→ **What is required**
Reply with nothing except the number of lines that contain the word "Korea".

→ **Records about charts and figures**
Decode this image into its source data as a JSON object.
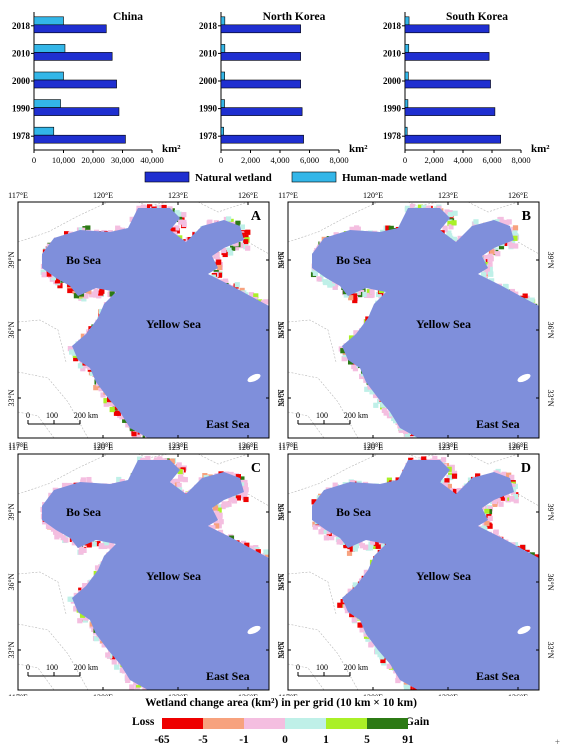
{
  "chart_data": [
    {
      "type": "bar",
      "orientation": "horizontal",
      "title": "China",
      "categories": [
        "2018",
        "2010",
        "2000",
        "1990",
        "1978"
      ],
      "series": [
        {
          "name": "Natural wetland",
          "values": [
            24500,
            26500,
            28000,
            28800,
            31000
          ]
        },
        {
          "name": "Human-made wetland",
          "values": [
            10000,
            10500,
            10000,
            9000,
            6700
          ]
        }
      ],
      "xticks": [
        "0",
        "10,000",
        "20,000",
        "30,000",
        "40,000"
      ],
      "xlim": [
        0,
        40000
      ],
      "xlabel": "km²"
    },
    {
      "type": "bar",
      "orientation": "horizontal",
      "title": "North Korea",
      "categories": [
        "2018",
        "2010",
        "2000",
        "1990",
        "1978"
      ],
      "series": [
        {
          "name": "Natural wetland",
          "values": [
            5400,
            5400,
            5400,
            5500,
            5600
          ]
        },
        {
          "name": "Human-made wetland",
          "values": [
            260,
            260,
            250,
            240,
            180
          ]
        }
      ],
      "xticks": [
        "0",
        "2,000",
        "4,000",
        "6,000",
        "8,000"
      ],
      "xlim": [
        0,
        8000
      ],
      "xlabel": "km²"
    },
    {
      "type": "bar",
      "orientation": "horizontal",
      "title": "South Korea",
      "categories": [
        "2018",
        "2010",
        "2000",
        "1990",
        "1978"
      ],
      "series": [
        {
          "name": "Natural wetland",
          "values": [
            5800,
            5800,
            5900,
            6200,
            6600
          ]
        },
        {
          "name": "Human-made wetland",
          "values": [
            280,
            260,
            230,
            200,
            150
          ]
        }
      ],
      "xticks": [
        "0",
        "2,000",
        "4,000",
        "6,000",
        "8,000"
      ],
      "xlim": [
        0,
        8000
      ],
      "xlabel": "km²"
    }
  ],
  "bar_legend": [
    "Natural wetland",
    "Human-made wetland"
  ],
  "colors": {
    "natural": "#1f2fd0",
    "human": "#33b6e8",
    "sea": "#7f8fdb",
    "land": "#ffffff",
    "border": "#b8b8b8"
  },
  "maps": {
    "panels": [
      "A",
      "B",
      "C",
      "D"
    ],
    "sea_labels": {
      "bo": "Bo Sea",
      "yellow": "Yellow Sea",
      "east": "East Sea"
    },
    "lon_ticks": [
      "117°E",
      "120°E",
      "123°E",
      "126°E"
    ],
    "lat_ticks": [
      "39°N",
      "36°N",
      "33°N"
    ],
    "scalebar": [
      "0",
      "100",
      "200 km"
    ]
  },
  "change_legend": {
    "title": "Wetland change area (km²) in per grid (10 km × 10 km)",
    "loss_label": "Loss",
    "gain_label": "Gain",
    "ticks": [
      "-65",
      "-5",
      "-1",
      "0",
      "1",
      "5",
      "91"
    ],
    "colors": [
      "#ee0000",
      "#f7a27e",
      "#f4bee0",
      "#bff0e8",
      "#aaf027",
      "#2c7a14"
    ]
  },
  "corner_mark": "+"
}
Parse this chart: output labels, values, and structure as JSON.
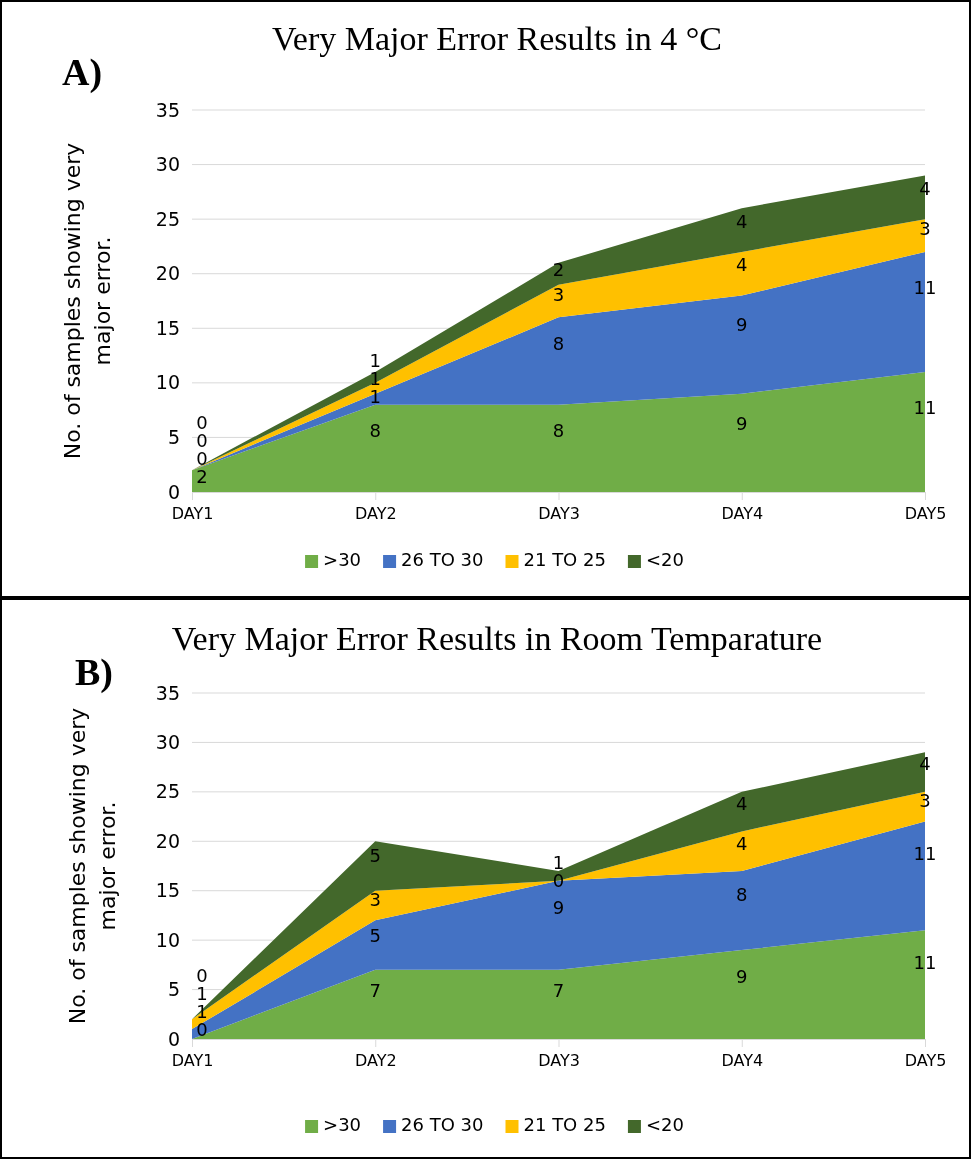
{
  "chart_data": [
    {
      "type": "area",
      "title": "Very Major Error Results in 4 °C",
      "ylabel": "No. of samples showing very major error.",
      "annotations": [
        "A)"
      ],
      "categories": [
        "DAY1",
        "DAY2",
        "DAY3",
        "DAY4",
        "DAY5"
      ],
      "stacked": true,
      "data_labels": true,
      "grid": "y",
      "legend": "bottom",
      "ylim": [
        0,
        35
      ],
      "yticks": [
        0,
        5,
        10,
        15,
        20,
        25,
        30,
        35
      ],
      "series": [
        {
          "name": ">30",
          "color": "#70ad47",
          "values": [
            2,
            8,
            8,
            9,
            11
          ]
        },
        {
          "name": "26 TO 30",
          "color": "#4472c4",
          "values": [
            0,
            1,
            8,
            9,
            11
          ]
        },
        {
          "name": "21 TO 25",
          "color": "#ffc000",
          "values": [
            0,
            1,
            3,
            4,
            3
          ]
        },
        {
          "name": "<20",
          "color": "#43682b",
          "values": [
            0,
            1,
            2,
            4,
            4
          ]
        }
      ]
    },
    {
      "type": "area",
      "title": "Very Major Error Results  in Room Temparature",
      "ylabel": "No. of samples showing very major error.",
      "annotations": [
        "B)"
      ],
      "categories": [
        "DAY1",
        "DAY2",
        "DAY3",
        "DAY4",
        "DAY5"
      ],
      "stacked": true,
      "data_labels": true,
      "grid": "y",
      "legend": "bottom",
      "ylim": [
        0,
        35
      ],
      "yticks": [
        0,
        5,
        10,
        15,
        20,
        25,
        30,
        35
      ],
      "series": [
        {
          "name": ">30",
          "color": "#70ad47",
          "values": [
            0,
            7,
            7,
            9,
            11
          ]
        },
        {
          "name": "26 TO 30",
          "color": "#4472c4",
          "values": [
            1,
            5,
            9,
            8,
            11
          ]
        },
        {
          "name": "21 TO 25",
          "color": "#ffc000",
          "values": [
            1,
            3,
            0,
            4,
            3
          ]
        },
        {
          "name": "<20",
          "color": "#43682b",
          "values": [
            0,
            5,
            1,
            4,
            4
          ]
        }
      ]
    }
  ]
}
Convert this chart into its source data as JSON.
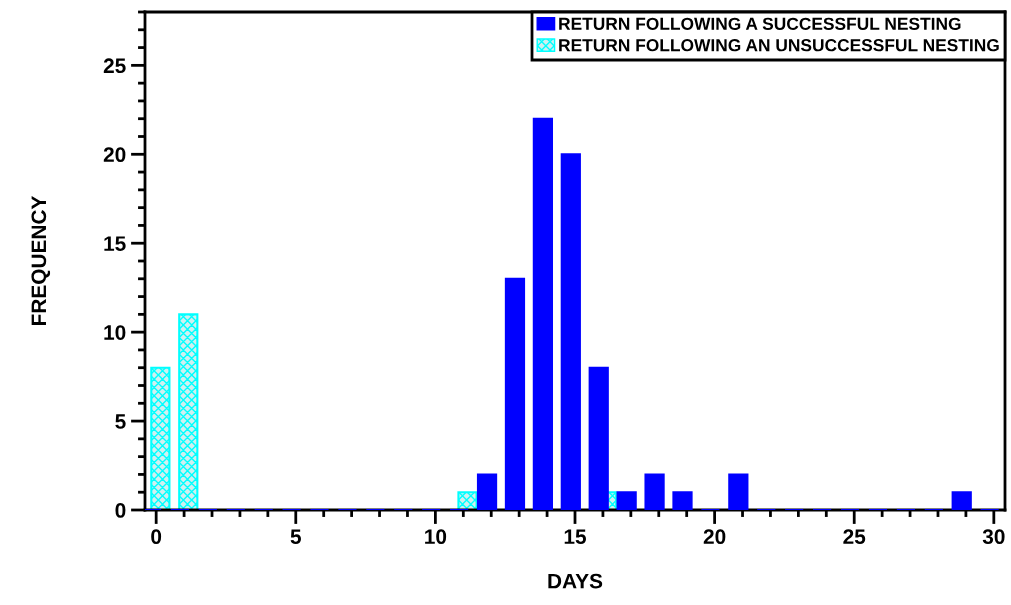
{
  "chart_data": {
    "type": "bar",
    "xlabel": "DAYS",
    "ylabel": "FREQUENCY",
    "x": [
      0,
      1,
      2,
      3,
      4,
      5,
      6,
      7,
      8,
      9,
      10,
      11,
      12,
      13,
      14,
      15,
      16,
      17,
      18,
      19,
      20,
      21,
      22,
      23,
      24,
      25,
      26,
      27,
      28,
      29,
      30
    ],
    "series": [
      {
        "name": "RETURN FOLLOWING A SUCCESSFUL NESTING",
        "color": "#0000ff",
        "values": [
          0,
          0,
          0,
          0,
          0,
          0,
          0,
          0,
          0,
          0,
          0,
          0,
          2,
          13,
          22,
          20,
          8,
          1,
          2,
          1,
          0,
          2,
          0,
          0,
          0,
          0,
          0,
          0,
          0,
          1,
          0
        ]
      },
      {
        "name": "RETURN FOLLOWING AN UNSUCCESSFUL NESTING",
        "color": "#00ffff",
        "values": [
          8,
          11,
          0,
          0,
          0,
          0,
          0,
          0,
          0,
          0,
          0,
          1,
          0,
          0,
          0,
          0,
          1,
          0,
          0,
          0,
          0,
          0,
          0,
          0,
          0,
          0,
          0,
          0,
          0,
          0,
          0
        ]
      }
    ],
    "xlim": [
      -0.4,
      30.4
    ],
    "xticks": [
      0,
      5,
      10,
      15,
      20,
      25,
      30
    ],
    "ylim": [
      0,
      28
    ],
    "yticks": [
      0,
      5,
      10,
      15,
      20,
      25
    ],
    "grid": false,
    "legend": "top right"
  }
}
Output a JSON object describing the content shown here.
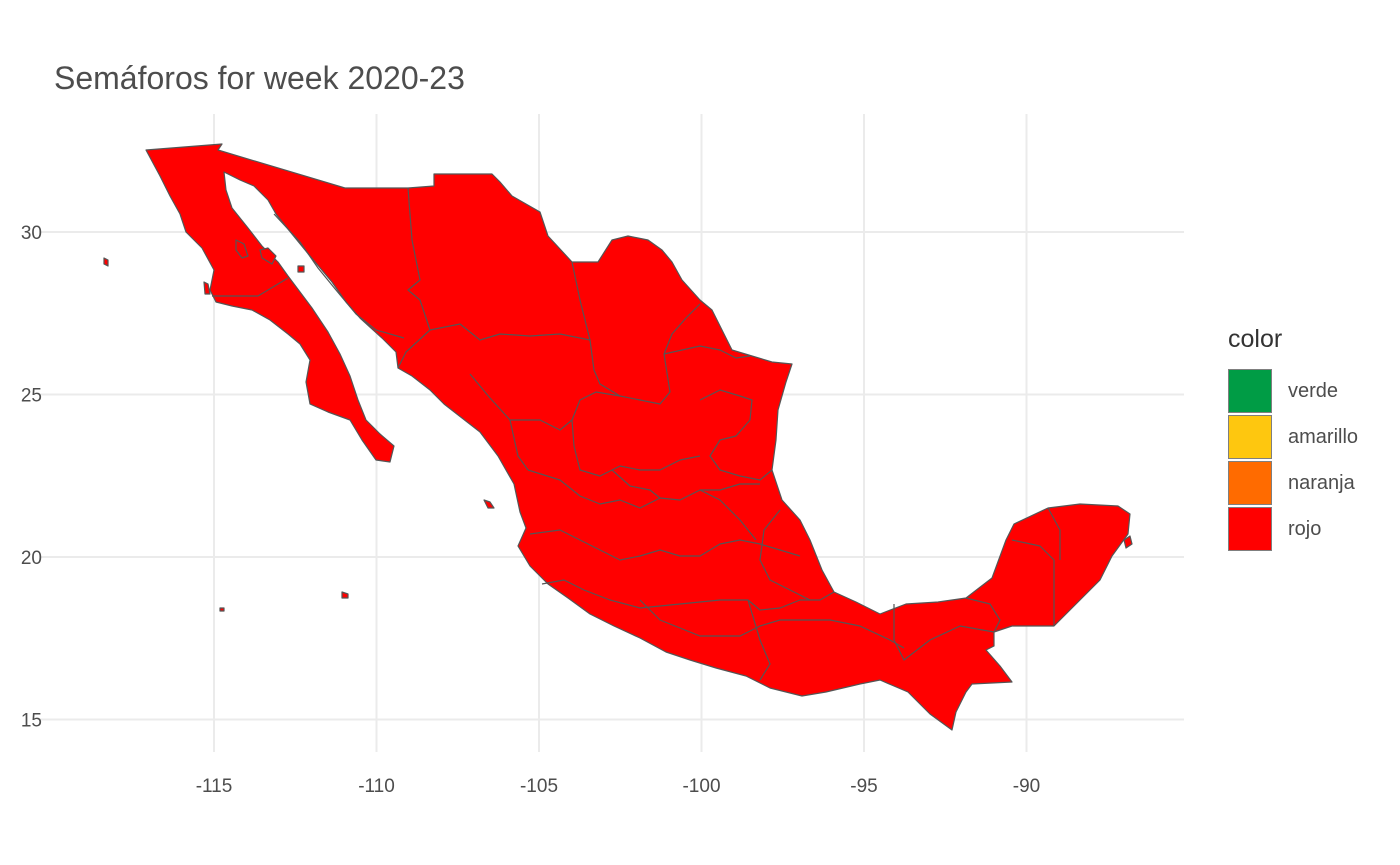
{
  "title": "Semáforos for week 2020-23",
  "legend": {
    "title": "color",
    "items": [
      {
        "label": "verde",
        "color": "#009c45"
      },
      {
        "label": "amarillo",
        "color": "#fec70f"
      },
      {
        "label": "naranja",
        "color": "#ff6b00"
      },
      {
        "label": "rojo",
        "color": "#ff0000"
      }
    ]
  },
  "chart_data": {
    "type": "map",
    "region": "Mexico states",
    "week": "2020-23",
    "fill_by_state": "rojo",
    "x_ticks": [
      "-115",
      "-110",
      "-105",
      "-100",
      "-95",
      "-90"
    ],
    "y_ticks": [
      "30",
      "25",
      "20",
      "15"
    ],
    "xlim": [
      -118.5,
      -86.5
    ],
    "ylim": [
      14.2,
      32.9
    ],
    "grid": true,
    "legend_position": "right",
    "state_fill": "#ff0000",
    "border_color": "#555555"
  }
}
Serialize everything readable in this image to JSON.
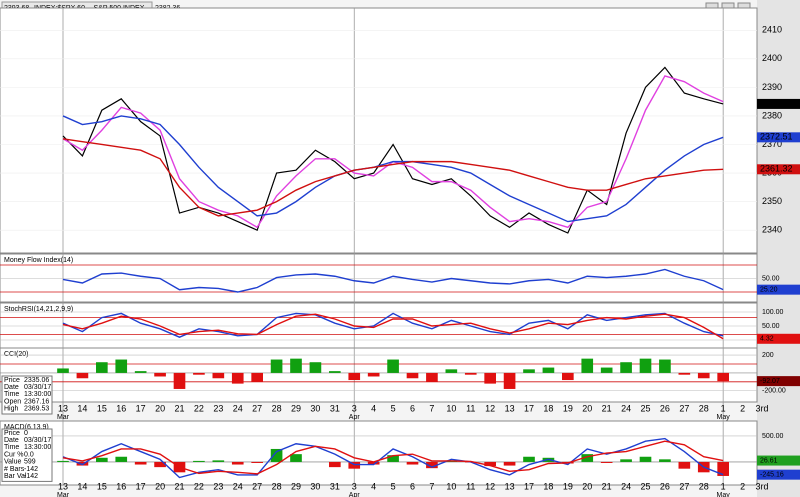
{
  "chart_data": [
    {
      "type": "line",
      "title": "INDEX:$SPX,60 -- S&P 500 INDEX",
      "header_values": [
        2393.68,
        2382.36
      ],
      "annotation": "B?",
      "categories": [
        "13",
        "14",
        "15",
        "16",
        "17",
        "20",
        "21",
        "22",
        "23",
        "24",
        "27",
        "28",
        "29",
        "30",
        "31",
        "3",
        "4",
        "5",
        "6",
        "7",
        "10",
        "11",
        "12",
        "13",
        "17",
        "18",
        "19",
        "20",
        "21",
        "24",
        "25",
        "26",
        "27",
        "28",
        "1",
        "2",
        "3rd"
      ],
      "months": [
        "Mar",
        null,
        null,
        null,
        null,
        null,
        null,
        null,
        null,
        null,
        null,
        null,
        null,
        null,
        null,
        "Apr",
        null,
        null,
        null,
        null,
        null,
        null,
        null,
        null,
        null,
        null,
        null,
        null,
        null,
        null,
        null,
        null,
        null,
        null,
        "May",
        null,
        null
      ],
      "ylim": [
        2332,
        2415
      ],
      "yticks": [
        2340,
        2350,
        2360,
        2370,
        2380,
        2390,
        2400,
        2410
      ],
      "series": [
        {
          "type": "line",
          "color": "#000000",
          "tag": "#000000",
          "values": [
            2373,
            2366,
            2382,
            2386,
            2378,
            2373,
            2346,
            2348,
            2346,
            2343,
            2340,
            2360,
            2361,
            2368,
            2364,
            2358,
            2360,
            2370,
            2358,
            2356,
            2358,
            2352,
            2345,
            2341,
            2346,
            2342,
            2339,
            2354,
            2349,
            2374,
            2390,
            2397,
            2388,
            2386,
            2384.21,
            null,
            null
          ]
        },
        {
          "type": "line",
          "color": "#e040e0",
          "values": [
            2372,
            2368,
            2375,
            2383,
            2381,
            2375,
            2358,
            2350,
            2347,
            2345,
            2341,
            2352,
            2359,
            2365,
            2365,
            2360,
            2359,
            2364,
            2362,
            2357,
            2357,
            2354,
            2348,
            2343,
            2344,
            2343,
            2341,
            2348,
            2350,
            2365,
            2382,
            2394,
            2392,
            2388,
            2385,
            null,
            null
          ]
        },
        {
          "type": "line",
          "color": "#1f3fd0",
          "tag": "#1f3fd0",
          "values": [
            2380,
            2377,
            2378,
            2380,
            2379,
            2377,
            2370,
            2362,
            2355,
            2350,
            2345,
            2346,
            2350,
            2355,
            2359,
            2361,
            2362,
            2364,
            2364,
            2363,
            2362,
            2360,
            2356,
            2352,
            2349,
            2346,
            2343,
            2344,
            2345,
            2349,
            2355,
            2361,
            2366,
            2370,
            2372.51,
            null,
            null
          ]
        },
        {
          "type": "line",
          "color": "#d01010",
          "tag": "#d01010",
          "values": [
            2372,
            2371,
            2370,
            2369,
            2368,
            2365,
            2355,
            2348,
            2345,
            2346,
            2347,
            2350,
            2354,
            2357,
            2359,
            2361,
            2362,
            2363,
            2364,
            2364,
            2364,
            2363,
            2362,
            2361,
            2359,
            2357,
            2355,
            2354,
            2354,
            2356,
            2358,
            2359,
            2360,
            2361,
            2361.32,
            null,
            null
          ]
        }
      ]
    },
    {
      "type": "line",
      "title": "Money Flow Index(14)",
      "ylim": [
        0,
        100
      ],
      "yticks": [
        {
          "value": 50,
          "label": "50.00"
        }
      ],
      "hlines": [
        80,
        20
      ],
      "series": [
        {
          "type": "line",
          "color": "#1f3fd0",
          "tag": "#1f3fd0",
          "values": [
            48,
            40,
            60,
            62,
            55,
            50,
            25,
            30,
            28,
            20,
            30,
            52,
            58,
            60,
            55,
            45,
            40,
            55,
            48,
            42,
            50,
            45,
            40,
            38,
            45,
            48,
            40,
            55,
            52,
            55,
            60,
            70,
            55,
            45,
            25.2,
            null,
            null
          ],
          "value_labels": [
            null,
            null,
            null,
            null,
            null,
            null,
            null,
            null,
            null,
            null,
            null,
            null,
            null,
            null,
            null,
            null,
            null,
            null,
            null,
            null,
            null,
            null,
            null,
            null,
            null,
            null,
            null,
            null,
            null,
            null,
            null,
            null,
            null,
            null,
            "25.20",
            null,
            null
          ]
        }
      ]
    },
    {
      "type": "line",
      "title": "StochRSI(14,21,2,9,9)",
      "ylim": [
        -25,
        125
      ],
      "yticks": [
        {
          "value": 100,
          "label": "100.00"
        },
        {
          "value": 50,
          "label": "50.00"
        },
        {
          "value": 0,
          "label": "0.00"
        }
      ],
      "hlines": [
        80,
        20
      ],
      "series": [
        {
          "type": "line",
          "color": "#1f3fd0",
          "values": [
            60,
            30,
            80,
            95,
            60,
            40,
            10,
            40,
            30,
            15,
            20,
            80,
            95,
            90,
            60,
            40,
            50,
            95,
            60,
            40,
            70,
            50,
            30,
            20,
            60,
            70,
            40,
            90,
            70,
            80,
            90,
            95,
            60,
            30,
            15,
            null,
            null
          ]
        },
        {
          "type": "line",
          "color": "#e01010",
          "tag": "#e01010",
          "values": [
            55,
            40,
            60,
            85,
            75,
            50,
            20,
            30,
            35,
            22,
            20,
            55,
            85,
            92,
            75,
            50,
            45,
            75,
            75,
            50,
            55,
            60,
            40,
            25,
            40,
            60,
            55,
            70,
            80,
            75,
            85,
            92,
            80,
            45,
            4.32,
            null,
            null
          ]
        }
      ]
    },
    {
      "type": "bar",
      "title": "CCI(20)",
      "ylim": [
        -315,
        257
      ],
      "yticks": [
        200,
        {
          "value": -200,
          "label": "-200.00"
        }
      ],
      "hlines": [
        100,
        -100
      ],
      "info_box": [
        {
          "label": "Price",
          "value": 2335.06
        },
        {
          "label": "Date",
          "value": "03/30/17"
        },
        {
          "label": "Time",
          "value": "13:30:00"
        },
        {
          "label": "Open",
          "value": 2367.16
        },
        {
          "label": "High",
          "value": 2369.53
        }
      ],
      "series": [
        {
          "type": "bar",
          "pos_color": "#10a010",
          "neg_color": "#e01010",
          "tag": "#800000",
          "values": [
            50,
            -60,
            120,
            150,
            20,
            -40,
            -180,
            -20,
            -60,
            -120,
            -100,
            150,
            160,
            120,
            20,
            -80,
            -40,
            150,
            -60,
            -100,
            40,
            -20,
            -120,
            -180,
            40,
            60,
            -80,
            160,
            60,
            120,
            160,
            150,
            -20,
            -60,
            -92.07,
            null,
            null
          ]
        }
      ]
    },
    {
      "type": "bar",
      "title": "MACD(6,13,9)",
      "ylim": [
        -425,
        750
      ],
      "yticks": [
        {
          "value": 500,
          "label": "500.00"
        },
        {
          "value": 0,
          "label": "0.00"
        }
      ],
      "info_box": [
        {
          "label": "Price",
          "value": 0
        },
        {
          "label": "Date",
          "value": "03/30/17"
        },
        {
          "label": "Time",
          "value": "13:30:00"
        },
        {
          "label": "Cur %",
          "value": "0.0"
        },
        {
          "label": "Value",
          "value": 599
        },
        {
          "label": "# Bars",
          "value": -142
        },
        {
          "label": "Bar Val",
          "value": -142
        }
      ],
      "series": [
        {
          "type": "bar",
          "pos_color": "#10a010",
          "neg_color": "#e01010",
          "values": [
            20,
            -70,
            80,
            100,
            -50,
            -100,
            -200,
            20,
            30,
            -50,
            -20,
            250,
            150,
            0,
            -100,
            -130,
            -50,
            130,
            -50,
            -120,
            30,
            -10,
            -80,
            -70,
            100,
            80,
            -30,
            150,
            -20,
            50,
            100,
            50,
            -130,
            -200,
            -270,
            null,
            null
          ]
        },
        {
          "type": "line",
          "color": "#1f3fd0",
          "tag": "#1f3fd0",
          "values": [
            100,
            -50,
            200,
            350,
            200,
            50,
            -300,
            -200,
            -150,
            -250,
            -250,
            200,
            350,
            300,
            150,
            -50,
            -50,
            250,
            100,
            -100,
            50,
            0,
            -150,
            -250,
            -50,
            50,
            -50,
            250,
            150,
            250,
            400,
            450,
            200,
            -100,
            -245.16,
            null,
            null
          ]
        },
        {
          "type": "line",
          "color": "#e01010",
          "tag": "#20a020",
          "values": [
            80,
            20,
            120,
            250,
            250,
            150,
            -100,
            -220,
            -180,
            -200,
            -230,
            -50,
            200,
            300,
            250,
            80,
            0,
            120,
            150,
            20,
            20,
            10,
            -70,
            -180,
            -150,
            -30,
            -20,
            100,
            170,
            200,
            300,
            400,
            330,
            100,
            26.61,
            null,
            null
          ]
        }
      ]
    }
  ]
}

→ **Response to this exercise**
2